Extracted records:
** Begin **
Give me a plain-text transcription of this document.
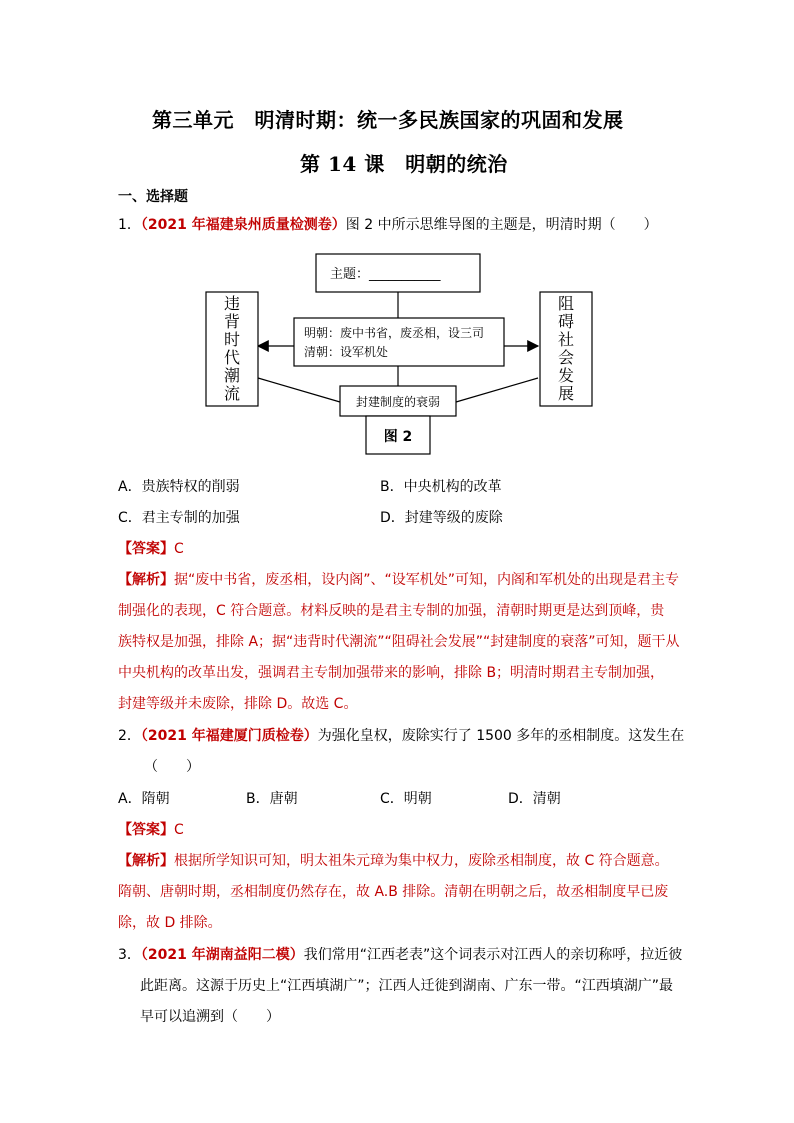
第三单元　明清时期：统一多民族国家的巩固和发展
第 14 课　明朝的统治
一、选择题
1．（2021 年福建泉州质量检测卷）图 2 中所示思维导图的主题是，明清时期（　　）
主题：___________
明朝：废中书省，废丞相，设三司
清朝：设军机处
违
背
时
代
潮
流
阻
碍
社
会
发
展
封建制度的衰弱
图 2
A．贵族特权的削弱	B．中央机构的改革
C．君主专制的加强	D．封建等级的废除
【答案】C
【解析】据“废中书省，废丞相，设内阁”、“设军机处”可知，内阁和军机处的出现是君主专
制强化的表现，C 符合题意。材料反映的是君主专制的加强，清朝时期更是达到顶峰，贵
族特权是加强，排除 A；据“违背时代潮流”“阻碍社会发展”“封建制度的衰落”可知，题干从
中央机构的改革出发，强调君主专制加强带来的影响，排除 B；明清时期君主专制加强，
封建等级并未废除，排除 D。故选 C。
2．（2021 年福建厦门质检卷）为强化皇权，废除实行了 1500 多年的丞相制度。这发生在
（　　）
A．隋朝	B．唐朝	C．明朝	D．清朝
【答案】C
【解析】根据所学知识可知，明太祖朱元璋为集中权力，废除丞相制度，故 C 符合题意。
隋朝、唐朝时期，丞相制度仍然存在，故 A.B 排除。清朝在明朝之后，故丞相制度早已废
除，故 D 排除。
3．（2021 年湖南益阳二模）我们常用“江西老表”这个词表示对江西人的亲切称呼，拉近彼
此距离。这源于历史上“江西填湖广”；江西人迁徙到湖南、广东一带。“江西填湖广”最
早可以追溯到（　　）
** End **
[Work instructions]
Work through the data and report how many of its lines hold the word "符合题意", giving only the figure.

[The reply]
2